__AIM__: Your task is to transcribe the records exactly, skipping every image.

(Data excerpts)
★ ★ ★

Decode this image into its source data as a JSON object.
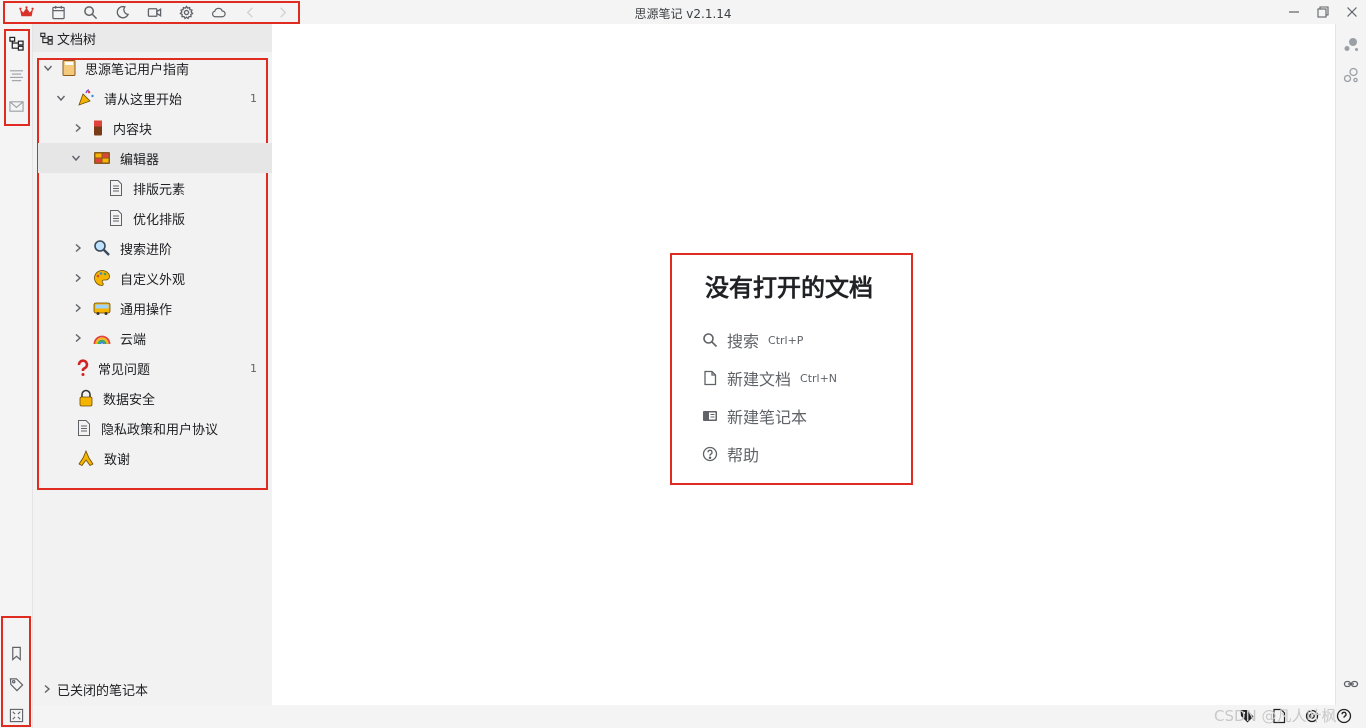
{
  "window": {
    "title": "思源笔记 v2.1.14"
  },
  "toolbar": {
    "icons": [
      "crown-icon",
      "calendar-icon",
      "search-icon",
      "moon-icon",
      "video-icon",
      "gear-icon",
      "cloud-icon",
      "back-icon",
      "forward-icon"
    ]
  },
  "left_dock": {
    "icons": [
      "file-tree-icon",
      "outline-icon",
      "inbox-icon",
      "bookmark-icon",
      "tag-icon",
      "graph-icon"
    ]
  },
  "file_tree": {
    "header": "文档树",
    "notebook": "思源笔记用户指南",
    "items": [
      {
        "label": "请从这里开始",
        "count": "1"
      },
      {
        "label": "内容块"
      },
      {
        "label": "编辑器"
      },
      {
        "label": "排版元素"
      },
      {
        "label": "优化排版"
      },
      {
        "label": "搜索进阶"
      },
      {
        "label": "自定义外观"
      },
      {
        "label": "通用操作"
      },
      {
        "label": "云端"
      },
      {
        "label": "常见问题",
        "count": "1"
      },
      {
        "label": "数据安全"
      },
      {
        "label": "隐私政策和用户协议"
      },
      {
        "label": "致谢"
      }
    ],
    "closed_notebooks": "已关闭的笔记本"
  },
  "empty_state": {
    "title": "没有打开的文档",
    "actions": [
      {
        "label": "搜索",
        "shortcut": "Ctrl+P"
      },
      {
        "label": "新建文档",
        "shortcut": "Ctrl+N"
      },
      {
        "label": "新建笔记本",
        "shortcut": ""
      },
      {
        "label": "帮助",
        "shortcut": ""
      }
    ]
  },
  "status": {
    "watermark": "CSDN @凡人叶枫"
  },
  "colors": {
    "annotation": "#e02b20",
    "crown": "#d9322a"
  }
}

★ ★ ★

__TASK RESPONSE__:
Decode this image into its source data as a JSON object.
{
  "window": {
    "title": "思源笔记 v2.1.14"
  },
  "toolbar": {
    "icons": [
      "crown-icon",
      "calendar-icon",
      "search-icon",
      "moon-icon",
      "video-icon",
      "gear-icon",
      "cloud-icon",
      "back-icon",
      "forward-icon"
    ]
  },
  "left_dock": {
    "icons": [
      "file-tree-icon",
      "outline-icon",
      "inbox-icon",
      "bookmark-icon",
      "tag-icon",
      "graph-icon"
    ]
  },
  "file_tree": {
    "header": "文档树",
    "notebook": "思源笔记用户指南",
    "items": [
      {
        "label": "请从这里开始",
        "count": "1"
      },
      {
        "label": "内容块"
      },
      {
        "label": "编辑器"
      },
      {
        "label": "排版元素"
      },
      {
        "label": "优化排版"
      },
      {
        "label": "搜索进阶"
      },
      {
        "label": "自定义外观"
      },
      {
        "label": "通用操作"
      },
      {
        "label": "云端"
      },
      {
        "label": "常见问题",
        "count": "1"
      },
      {
        "label": "数据安全"
      },
      {
        "label": "隐私政策和用户协议"
      },
      {
        "label": "致谢"
      }
    ],
    "closed_notebooks": "已关闭的笔记本"
  },
  "empty_state": {
    "title": "没有打开的文档",
    "actions": [
      {
        "label": "搜索",
        "shortcut": "Ctrl+P"
      },
      {
        "label": "新建文档",
        "shortcut": "Ctrl+N"
      },
      {
        "label": "新建笔记本",
        "shortcut": ""
      },
      {
        "label": "帮助",
        "shortcut": ""
      }
    ]
  },
  "status": {
    "watermark": "CSDN @凡人叶枫"
  },
  "colors": {
    "annotation": "#e02b20",
    "crown": "#d9322a"
  }
}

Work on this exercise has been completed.